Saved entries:
=====

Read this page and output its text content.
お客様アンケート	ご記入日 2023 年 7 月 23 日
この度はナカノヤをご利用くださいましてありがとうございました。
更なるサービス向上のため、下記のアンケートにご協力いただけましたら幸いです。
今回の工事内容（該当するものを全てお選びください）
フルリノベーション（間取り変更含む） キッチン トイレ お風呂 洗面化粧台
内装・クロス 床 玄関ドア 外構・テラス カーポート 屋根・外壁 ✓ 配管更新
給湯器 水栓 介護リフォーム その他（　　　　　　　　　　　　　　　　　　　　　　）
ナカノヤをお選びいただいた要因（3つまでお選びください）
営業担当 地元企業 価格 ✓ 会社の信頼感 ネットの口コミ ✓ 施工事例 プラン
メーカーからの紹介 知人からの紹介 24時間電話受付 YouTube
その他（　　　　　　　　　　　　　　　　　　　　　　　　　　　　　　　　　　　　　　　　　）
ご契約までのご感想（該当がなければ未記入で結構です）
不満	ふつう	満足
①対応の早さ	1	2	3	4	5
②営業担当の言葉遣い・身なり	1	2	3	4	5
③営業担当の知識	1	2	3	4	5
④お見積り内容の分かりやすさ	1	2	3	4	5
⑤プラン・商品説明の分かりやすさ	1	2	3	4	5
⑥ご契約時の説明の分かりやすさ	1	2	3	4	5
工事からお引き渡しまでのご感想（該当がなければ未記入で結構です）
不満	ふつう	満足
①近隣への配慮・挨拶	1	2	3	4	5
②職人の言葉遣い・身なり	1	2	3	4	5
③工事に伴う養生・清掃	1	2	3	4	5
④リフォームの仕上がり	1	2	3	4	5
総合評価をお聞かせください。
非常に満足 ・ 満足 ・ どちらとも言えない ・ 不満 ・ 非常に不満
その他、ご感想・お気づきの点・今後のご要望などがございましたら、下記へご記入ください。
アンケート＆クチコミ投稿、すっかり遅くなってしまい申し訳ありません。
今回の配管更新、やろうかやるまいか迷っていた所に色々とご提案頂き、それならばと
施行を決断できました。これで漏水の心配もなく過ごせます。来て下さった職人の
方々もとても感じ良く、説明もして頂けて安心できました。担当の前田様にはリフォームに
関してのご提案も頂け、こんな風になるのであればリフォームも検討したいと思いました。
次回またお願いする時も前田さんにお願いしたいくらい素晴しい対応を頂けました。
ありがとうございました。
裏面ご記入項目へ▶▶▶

=====

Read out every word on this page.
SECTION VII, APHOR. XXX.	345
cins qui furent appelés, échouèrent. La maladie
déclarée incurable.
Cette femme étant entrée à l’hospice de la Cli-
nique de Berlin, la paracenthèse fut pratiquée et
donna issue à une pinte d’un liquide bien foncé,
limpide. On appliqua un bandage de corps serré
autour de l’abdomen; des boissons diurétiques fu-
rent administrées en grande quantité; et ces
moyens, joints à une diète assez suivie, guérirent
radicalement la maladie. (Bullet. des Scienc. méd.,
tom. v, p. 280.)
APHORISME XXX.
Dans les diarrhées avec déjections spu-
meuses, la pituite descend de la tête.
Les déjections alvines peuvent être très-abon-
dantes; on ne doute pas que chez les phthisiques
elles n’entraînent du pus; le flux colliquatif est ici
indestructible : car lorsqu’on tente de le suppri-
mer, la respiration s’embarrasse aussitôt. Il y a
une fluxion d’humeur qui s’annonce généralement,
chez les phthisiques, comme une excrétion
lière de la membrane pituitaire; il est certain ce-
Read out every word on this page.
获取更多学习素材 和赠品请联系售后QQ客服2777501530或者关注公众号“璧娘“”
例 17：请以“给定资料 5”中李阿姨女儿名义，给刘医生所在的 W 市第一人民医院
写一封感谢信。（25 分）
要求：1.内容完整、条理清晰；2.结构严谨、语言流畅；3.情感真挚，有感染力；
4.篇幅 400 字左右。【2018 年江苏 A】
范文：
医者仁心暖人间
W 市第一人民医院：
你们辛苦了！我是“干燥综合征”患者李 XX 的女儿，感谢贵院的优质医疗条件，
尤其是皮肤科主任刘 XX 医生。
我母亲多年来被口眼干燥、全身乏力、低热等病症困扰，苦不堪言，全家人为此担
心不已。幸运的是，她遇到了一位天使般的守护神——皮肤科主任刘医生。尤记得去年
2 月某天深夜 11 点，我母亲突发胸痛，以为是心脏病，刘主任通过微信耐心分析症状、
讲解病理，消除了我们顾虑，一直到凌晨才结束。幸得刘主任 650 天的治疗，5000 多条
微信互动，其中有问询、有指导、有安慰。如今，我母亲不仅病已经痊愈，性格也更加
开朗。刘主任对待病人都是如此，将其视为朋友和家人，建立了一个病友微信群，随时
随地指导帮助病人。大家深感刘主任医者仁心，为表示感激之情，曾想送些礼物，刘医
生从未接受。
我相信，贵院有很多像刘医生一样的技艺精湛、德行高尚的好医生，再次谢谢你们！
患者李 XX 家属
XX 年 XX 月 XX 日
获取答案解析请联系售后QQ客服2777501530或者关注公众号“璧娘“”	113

=====

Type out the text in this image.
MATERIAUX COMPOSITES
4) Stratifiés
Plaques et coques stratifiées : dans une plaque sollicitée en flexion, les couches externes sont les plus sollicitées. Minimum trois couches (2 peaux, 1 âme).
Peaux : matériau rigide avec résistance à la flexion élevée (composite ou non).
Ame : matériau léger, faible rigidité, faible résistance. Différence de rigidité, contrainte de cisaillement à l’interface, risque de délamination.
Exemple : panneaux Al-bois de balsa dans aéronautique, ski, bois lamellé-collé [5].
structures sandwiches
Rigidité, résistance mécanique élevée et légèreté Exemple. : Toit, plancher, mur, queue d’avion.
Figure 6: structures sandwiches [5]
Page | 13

=====

Given exercise:
Go through the data above and find the lines with the word "phthisiques". Copy each of those lines.

Written solution:
dantes; on ne doute pas que chez les phthisiques
chez les phthisiques, comme une excrétion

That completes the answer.